- **What is needed**: Using the listing below, report all lines holding the word "Vollbild".

- **The data**:
------

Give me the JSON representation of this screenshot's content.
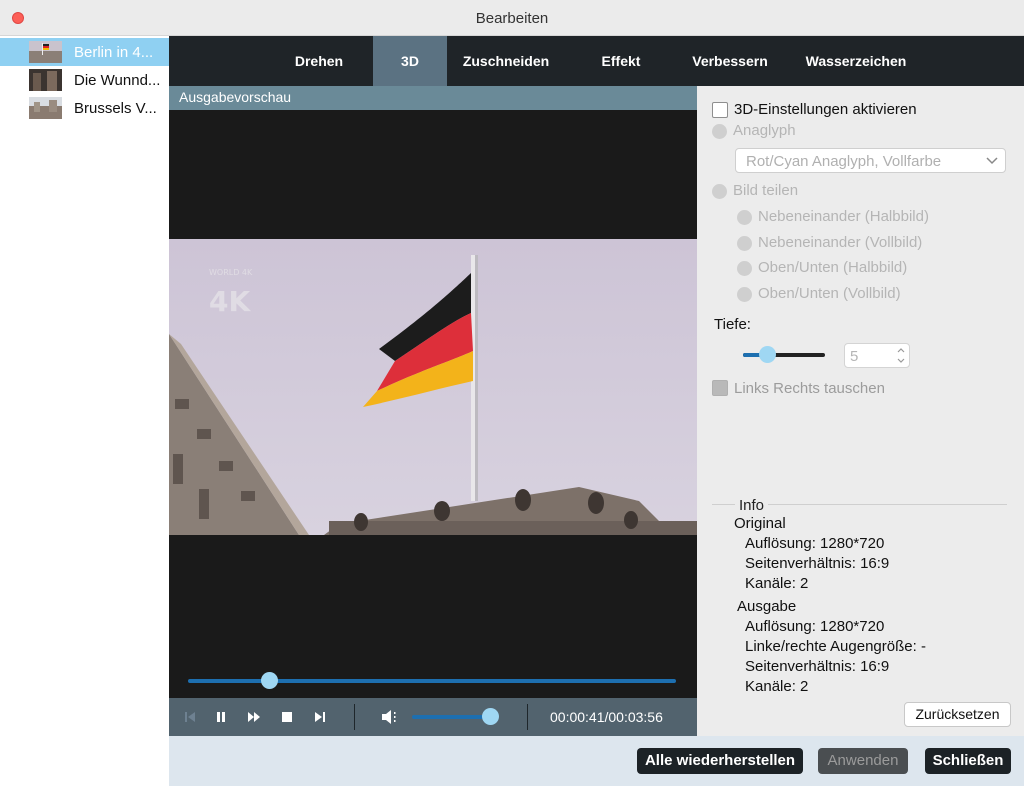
{
  "window": {
    "title": "Bearbeiten"
  },
  "sidebar": {
    "items": [
      {
        "label": "Berlin in 4...",
        "selected": true
      },
      {
        "label": "Die Wunnd...",
        "selected": false
      },
      {
        "label": "Brussels V...",
        "selected": false
      }
    ]
  },
  "tabs": [
    "Drehen",
    "3D",
    "Zuschneiden",
    "Effekt",
    "Verbessern",
    "Wasserzeichen"
  ],
  "active_tab": "3D",
  "preview": {
    "header": "Ausgabevorschau",
    "watermark": "WORLD 4K",
    "progress_fraction": 0.17,
    "volume_fraction": 0.85,
    "time": "00:00:41/00:03:56"
  },
  "settings": {
    "enable_3d_label": "3D-Einstellungen aktivieren",
    "enable_3d_checked": false,
    "anaglyph_label": "Anaglyph",
    "anaglyph_select": "Rot/Cyan Anaglyph, Vollfarbe",
    "split_label": "Bild teilen",
    "split_options": [
      "Nebeneinander (Halbbild)",
      "Nebeneinander (Vollbild)",
      "Oben/Unten (Halbbild)",
      "Oben/Unten (Vollbild)"
    ],
    "depth_label": "Tiefe:",
    "depth_value": "5",
    "swap_label": "Links Rechts tauschen"
  },
  "info": {
    "title": "Info",
    "original_title": "Original",
    "original_resolution": "Auflösung: 1280*720",
    "original_aspect": "Seitenverhältnis: 16:9",
    "original_channels": "Kanäle: 2",
    "output_title": "Ausgabe",
    "output_resolution": "Auflösung: 1280*720",
    "output_eye_size": "Linke/rechte Augengröße: -",
    "output_aspect": "Seitenverhältnis: 16:9",
    "output_channels": "Kanäle: 2"
  },
  "buttons": {
    "reset": "Zurücksetzen",
    "restore_all": "Alle wiederherstellen",
    "apply": "Anwenden",
    "close": "Schließen"
  },
  "colors": {
    "accent": "#1d6fb0",
    "knob": "#9fd7f3",
    "selection": "#8fd0f2",
    "dark_bar": "#1f2428"
  }
}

------

- **Answer to the task**:
      "Nebeneinander (Vollbild)",
      "Oben/Unten (Vollbild)"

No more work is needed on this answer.